§ **DATA PROVIDED**
·····

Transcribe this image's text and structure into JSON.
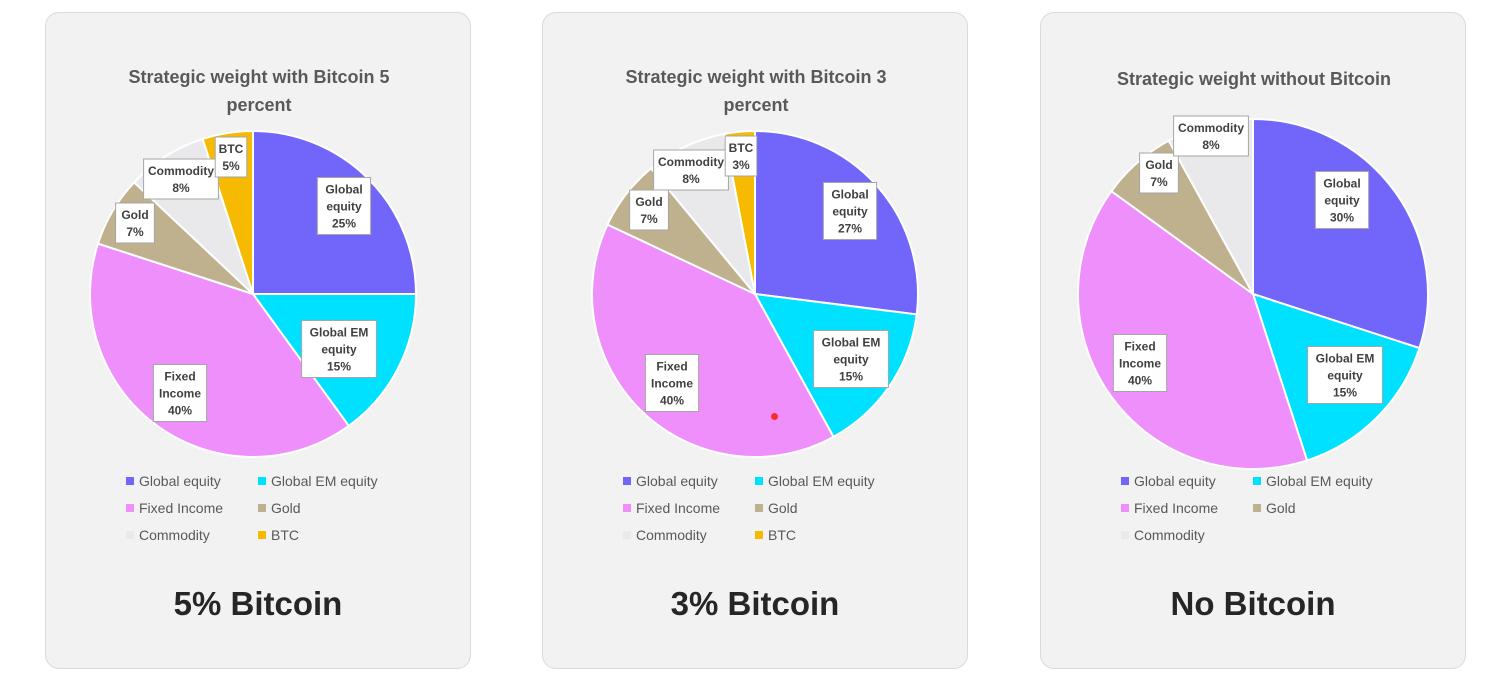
{
  "colors": {
    "Global equity": "#7166f9",
    "Global EM equity": "#00e1ff",
    "Fixed Income": "#ee8ffb",
    "Gold": "#bfb08e",
    "Commodity": "#e9e9ec",
    "BTC": "#f6bb00"
  },
  "chart_data": [
    {
      "type": "pie",
      "title": "Strategic weight with Bitcoin 5 percent",
      "caption": "5% Bitcoin",
      "categories": [
        "Global equity",
        "Global EM equity",
        "Fixed Income",
        "Gold",
        "Commodity",
        "BTC"
      ],
      "values": [
        25,
        15,
        40,
        7,
        8,
        5
      ],
      "data_labels": [
        {
          "name": "Global equity",
          "lines": [
            "Global",
            "equity",
            "25%"
          ]
        },
        {
          "name": "Global EM equity",
          "lines": [
            "Global EM",
            "equity",
            "15%"
          ]
        },
        {
          "name": "Fixed Income",
          "lines": [
            "Fixed",
            "Income",
            "40%"
          ]
        },
        {
          "name": "Gold",
          "lines": [
            "Gold",
            "7%"
          ]
        },
        {
          "name": "Commodity",
          "lines": [
            "Commodity",
            "8%"
          ]
        },
        {
          "name": "BTC",
          "lines": [
            "BTC",
            "5%"
          ]
        }
      ],
      "legend": [
        "Global equity",
        "Global EM equity",
        "Fixed Income",
        "Gold",
        "Commodity",
        "BTC"
      ]
    },
    {
      "type": "pie",
      "title": "Strategic weight with Bitcoin 3 percent",
      "caption": "3% Bitcoin",
      "categories": [
        "Global equity",
        "Global EM equity",
        "Fixed Income",
        "Gold",
        "Commodity",
        "BTC"
      ],
      "values": [
        27,
        15,
        40,
        7,
        8,
        3
      ],
      "data_labels": [
        {
          "name": "Global equity",
          "lines": [
            "Global",
            "equity",
            "27%"
          ]
        },
        {
          "name": "Global EM equity",
          "lines": [
            "Global EM",
            "equity",
            "15%"
          ]
        },
        {
          "name": "Fixed Income",
          "lines": [
            "Fixed",
            "Income",
            "40%"
          ]
        },
        {
          "name": "Gold",
          "lines": [
            "Gold",
            "7%"
          ]
        },
        {
          "name": "Commodity",
          "lines": [
            "Commodity",
            "8%"
          ]
        },
        {
          "name": "BTC",
          "lines": [
            "BTC",
            "3%"
          ]
        }
      ],
      "legend": [
        "Global equity",
        "Global EM equity",
        "Fixed Income",
        "Gold",
        "Commodity",
        "BTC"
      ]
    },
    {
      "type": "pie",
      "title": "Strategic weight without Bitcoin",
      "caption": "No Bitcoin",
      "categories": [
        "Global equity",
        "Global EM equity",
        "Fixed Income",
        "Gold",
        "Commodity"
      ],
      "values": [
        30,
        15,
        40,
        7,
        8
      ],
      "data_labels": [
        {
          "name": "Global equity",
          "lines": [
            "Global",
            "equity",
            "30%"
          ]
        },
        {
          "name": "Global EM equity",
          "lines": [
            "Global EM",
            "equity",
            "15%"
          ]
        },
        {
          "name": "Fixed Income",
          "lines": [
            "Fixed",
            "Income",
            "40%"
          ]
        },
        {
          "name": "Gold",
          "lines": [
            "Gold",
            "7%"
          ]
        },
        {
          "name": "Commodity",
          "lines": [
            "Commodity",
            "8%"
          ]
        }
      ],
      "legend": [
        "Global equity",
        "Global EM equity",
        "Fixed Income",
        "Gold",
        "Commodity"
      ]
    }
  ]
}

·····

§ **EXERCISE**
Out of the preceding entries, pull every line containing the string "Strategic".

§ **FINAL ANSWER**
      "title": "Strategic weight with Bitcoin 5 percent",
      "title": "Strategic weight with Bitcoin 3 percent",
      "title": "Strategic weight without Bitcoin",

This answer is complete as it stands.